# What to produce
Extract every line that contains the word "薪酬标准".

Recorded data
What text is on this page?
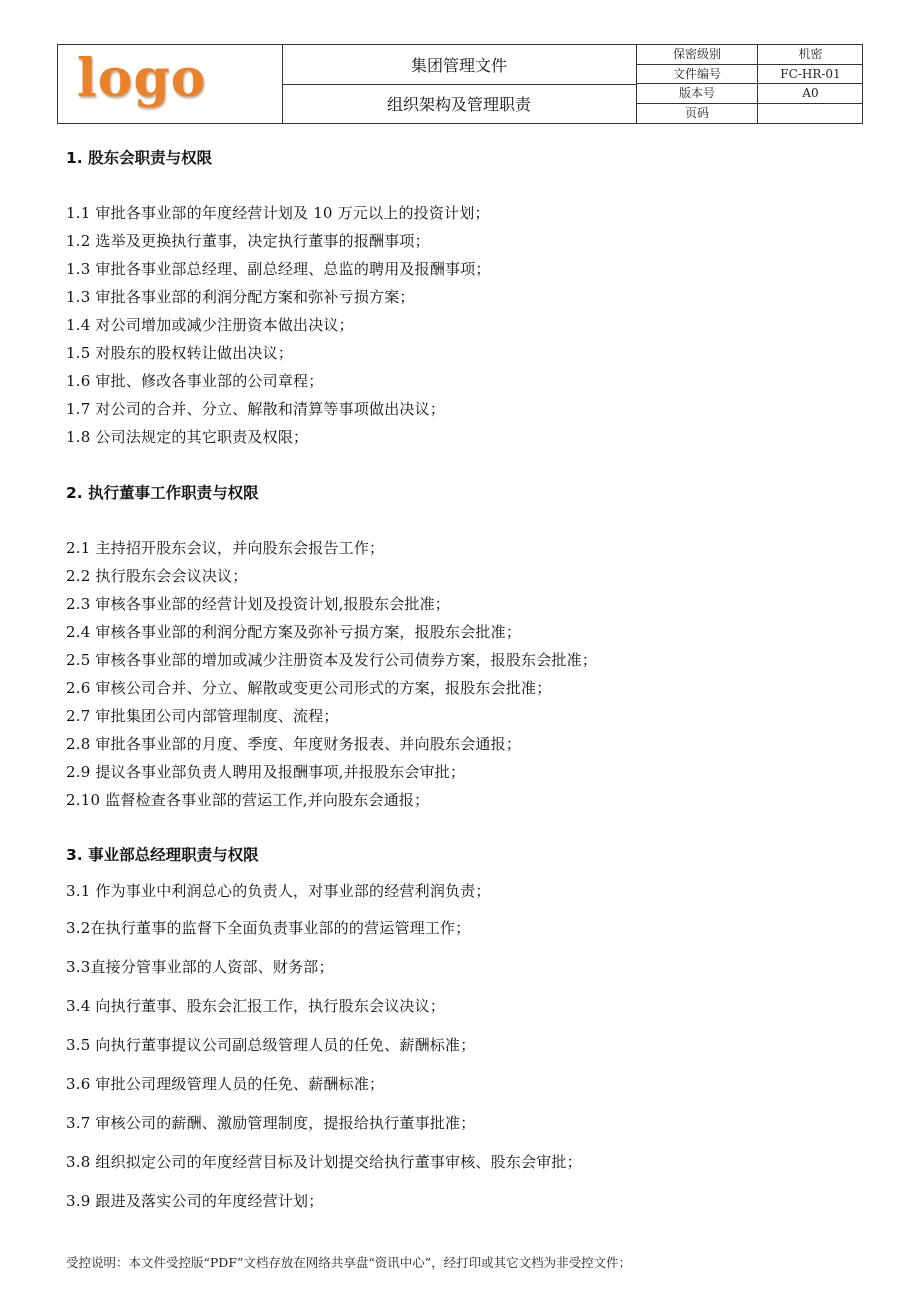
logo	集团管理文件
组织架构及管理职责
保密级别	机密
文件编号	FC-HR-01
版本号	A0
页码
1. 股东会职责与权限
1.1 审批各事业部的年度经营计划及 10 万元以上的投资计划；
1.2 选举及更换执行董事，决定执行董事的报酬事项；
1.3 审批各事业部总经理、副总经理、总监的聘用及报酬事项；
1.3 审批各事业部的利润分配方案和弥补亏损方案；
1.4 对公司增加或减少注册资本做出决议；
1.5 对股东的股权转让做出决议；
1.6 审批、修改各事业部的公司章程；
1.7 对公司的合并、分立、解散和清算等事项做出决议；
1.8 公司法规定的其它职责及权限；
2. 执行董事工作职责与权限
2.1 主持招开股东会议，并向股东会报告工作；
2.2 执行股东会会议决议；
2.3 审核各事业部的经营计划及投资计划,报股东会批准；
2.4 审核各事业部的利润分配方案及弥补亏损方案，报股东会批准；
2.5 审核各事业部的增加或减少注册资本及发行公司债券方案，报股东会批准；
2.6 审核公司合并、分立、解散或变更公司形式的方案，报股东会批准；
2.7 审批集团公司内部管理制度、流程；
2.8 审批各事业部的月度、季度、年度财务报表、并向股东会通报；
2.9 提议各事业部负责人聘用及报酬事项,并报股东会审批；
2.10 监督检查各事业部的营运工作,并向股东会通报；
3. 事业部总经理职责与权限
3.1 作为事业中利润总心的负责人，对事业部的经营利润负责；
3.2在执行董事的监督下全面负责事业部的的营运管理工作；
3.3直接分管事业部的人资部、财务部；
3.4 向执行董事、股东会汇报工作，执行股东会议决议；
3.5 向执行董事提议公司副总级管理人员的任免、薪酬标准；
3.6 审批公司理级管理人员的任免、薪酬标准；
3.7 审核公司的薪酬、激励管理制度，提报给执行董事批准；
3.8 组织拟定公司的年度经营目标及计划提交给执行董事审核、股东会审批；
3.9 跟进及落实公司的年度经营计划；
受控说明：本文件受控版“PDF”文档存放在网络共享盘“资讯中心”，经打印或其它文档为非受控文件；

# Correct response
3.5 向执行董事提议公司副总级管理人员的任免、薪酬标准；
3.6 审批公司理级管理人员的任免、薪酬标准；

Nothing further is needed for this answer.